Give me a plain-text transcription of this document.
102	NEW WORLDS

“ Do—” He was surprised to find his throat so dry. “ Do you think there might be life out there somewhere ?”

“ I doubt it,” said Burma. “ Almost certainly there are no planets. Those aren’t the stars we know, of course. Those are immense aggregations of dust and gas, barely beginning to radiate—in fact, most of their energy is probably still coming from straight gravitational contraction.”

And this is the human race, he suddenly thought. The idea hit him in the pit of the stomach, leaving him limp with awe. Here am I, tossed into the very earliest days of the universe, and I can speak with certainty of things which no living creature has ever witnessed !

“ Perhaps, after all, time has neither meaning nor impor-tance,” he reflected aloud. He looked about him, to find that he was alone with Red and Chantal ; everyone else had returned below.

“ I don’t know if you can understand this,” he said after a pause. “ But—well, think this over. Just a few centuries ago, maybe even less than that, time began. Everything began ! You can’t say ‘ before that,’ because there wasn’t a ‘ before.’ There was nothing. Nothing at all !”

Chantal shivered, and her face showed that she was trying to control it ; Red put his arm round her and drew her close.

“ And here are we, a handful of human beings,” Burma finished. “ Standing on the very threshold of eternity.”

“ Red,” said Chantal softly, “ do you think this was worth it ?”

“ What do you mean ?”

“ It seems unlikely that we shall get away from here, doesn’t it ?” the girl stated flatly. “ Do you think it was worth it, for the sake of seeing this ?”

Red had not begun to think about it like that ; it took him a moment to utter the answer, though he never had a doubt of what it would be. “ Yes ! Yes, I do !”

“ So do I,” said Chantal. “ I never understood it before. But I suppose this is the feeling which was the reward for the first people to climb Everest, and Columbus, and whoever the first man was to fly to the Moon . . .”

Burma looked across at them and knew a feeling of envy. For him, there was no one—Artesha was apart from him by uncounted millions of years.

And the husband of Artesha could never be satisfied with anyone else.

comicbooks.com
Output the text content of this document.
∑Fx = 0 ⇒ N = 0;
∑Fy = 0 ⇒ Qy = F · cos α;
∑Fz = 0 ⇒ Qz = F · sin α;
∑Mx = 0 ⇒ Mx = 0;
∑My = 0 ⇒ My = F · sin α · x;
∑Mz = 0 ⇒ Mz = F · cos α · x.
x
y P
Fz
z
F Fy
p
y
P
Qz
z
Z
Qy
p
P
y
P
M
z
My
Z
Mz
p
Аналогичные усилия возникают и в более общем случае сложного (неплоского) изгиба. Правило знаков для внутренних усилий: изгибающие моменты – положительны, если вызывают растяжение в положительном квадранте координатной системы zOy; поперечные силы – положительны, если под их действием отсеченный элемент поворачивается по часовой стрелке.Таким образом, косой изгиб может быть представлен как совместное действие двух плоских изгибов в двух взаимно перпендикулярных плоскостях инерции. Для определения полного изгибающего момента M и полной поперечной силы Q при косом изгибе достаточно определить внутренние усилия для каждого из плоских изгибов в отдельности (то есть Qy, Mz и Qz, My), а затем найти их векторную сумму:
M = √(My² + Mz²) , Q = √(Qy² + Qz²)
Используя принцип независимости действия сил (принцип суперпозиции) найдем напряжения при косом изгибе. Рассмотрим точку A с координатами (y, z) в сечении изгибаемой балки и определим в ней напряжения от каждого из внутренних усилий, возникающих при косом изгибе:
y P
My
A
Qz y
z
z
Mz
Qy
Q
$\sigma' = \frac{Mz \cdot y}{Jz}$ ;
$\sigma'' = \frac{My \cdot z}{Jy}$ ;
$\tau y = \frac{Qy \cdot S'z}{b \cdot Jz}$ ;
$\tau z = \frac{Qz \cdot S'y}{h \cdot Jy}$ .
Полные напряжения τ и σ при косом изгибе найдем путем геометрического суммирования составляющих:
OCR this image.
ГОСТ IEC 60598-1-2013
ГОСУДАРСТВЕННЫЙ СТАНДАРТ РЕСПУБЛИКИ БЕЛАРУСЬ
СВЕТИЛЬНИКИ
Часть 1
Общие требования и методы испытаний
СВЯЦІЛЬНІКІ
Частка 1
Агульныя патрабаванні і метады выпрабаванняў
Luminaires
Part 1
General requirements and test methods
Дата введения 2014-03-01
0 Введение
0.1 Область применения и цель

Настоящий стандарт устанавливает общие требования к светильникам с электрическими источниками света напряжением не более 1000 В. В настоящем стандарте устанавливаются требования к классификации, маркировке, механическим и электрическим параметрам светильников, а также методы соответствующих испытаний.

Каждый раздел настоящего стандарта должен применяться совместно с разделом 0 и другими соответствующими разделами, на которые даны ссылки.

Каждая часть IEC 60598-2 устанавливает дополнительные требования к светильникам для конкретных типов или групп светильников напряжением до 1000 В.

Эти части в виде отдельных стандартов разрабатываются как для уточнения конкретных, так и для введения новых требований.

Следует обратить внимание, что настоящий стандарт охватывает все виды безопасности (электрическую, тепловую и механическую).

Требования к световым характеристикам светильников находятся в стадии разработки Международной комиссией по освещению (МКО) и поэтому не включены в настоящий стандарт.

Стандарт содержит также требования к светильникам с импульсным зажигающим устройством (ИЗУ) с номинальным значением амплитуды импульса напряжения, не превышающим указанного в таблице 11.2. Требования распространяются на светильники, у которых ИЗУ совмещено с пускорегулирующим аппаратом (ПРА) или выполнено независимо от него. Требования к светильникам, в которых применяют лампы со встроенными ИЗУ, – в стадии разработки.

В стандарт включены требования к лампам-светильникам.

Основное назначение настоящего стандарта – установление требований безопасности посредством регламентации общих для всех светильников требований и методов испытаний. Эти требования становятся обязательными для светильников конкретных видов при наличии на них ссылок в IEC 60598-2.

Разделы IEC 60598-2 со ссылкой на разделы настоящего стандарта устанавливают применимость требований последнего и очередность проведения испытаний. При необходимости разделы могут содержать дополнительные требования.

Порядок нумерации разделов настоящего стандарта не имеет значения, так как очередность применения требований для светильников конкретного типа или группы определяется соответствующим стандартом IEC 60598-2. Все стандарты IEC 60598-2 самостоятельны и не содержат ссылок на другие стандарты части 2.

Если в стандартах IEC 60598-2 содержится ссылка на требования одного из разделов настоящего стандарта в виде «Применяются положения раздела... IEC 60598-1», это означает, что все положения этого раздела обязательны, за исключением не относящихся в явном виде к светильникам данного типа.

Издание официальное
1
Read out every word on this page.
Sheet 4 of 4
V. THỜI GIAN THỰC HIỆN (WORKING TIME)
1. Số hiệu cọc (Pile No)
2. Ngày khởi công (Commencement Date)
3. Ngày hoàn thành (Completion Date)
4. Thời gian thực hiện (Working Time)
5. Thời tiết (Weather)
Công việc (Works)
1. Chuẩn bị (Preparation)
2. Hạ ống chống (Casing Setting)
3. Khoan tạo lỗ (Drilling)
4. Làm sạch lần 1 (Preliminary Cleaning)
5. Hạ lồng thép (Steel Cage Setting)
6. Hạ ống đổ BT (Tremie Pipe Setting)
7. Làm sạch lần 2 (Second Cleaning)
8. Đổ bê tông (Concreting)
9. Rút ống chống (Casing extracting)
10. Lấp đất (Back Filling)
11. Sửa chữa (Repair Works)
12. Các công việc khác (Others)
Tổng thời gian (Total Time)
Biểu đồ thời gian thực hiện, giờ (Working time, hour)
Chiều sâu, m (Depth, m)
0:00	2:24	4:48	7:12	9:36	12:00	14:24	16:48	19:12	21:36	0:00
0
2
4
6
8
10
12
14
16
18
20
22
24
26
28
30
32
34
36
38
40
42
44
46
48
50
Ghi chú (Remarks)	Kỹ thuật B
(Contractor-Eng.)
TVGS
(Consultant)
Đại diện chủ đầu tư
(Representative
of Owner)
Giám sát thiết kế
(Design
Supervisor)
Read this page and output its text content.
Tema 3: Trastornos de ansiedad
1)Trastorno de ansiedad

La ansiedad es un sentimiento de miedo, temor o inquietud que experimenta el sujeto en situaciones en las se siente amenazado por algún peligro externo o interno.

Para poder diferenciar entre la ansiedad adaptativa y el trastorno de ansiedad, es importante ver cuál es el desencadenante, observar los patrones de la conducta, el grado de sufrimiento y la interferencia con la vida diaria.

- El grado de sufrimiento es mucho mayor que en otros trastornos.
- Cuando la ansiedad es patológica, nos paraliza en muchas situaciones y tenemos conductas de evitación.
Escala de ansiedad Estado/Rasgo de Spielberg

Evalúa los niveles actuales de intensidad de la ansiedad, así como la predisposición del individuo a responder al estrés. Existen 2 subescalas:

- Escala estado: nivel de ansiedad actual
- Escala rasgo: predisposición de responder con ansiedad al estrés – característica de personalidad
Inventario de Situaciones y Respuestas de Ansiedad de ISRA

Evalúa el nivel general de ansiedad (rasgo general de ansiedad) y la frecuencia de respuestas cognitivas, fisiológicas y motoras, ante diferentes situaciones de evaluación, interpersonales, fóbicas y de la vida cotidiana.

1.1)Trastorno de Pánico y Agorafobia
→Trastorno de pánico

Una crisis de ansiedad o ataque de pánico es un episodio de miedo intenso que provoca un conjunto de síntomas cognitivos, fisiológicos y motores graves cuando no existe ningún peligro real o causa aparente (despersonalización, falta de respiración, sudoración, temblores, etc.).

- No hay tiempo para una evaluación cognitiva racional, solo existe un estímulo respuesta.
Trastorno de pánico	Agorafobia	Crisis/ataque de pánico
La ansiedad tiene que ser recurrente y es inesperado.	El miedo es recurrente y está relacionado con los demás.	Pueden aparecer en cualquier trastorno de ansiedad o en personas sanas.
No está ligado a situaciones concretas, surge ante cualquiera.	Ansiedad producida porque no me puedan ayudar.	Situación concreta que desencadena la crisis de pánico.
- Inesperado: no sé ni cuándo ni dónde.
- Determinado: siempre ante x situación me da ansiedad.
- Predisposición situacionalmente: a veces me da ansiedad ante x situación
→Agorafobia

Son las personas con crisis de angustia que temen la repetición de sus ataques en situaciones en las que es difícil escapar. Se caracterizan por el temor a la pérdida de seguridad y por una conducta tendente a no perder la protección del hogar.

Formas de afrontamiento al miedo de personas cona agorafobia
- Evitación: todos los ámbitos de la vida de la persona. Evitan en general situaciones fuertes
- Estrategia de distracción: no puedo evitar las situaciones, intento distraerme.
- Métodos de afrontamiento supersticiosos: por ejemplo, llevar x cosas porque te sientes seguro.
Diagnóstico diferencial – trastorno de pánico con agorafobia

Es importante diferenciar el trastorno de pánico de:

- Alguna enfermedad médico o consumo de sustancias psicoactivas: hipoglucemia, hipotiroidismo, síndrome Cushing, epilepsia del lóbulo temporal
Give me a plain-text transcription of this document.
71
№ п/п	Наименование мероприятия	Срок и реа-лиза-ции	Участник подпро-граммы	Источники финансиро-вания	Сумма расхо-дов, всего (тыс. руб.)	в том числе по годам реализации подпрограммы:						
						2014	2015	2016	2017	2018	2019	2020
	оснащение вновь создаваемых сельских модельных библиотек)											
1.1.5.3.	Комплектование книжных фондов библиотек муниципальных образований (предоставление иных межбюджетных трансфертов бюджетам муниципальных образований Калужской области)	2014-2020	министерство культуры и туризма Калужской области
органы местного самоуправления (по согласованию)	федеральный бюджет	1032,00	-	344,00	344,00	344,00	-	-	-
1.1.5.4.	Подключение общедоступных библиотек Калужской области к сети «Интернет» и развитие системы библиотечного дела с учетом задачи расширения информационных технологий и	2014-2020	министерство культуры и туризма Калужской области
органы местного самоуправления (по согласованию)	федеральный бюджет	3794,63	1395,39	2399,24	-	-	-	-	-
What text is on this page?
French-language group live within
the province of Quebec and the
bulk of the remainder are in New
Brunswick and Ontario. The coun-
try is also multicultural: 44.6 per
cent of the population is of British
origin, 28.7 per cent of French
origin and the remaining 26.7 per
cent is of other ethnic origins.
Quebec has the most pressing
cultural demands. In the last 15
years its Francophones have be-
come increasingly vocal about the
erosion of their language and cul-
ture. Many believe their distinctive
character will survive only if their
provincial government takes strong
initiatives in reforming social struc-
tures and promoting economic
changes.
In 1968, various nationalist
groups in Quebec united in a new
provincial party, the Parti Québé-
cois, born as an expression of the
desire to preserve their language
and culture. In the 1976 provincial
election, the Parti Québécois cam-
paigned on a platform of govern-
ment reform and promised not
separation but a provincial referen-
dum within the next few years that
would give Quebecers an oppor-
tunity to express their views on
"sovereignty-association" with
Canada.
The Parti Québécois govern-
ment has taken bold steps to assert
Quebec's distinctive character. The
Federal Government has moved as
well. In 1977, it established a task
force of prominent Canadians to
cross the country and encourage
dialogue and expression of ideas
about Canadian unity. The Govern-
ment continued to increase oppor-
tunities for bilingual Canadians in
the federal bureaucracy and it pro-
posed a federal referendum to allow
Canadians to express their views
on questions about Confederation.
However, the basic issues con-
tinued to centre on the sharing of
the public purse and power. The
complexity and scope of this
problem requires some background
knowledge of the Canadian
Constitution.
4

Problem description:
Can you quote exactly the lines from the one containing "What text is on this page?" through the last line of the records above, and nothing else?

Written solution:
What text is on this page?
French-language group live within
the province of Quebec and the
bulk of the remainder are in New
Brunswick and Ontario. The coun-
try is also multicultural: 44.6 per
cent of the population is of British
origin, 28.7 per cent of French
origin and the remaining 26.7 per
cent is of other ethnic origins.
Quebec has the most pressing
cultural demands. In the last 15
years its Francophones have be-
come increasingly vocal about the
erosion of their language and cul-
ture. Many believe their distinctive
character will survive only if their
provincial government takes strong
initiatives in reforming social struc-
tures and promoting economic
changes.
In 1968, various nationalist
groups in Quebec united in a new
provincial party, the Parti Québé-
cois, born as an expression of the
desire to preserve their language
and culture. In the 1976 provincial
election, the Parti Québécois cam-
paigned on a platform of govern-
ment reform and promised not
separation but a provincial referen-
dum within the next few years that
would give Quebecers an oppor-
tunity to express their views on
"sovereignty-association" with
Canada.
The Parti Québécois govern-
ment has taken bold steps to assert
Quebec's distinctive character. The
Federal Government has moved as
well. In 1977, it established a task
force of prominent Canadians to
cross the country and encourage
dialogue and expression of ideas
about Canadian unity. The Govern-
ment continued to increase oppor-
tunities for bilingual Canadians in
the federal bureaucracy and it pro-
posed a federal referendum to allow
Canadians to express their views
on questions about Confederation.
However, the basic issues con-
tinued to centre on the sharing of
the public purse and power. The
complexity and scope of this
problem requires some background
knowledge of the Canadian
Constitution.
4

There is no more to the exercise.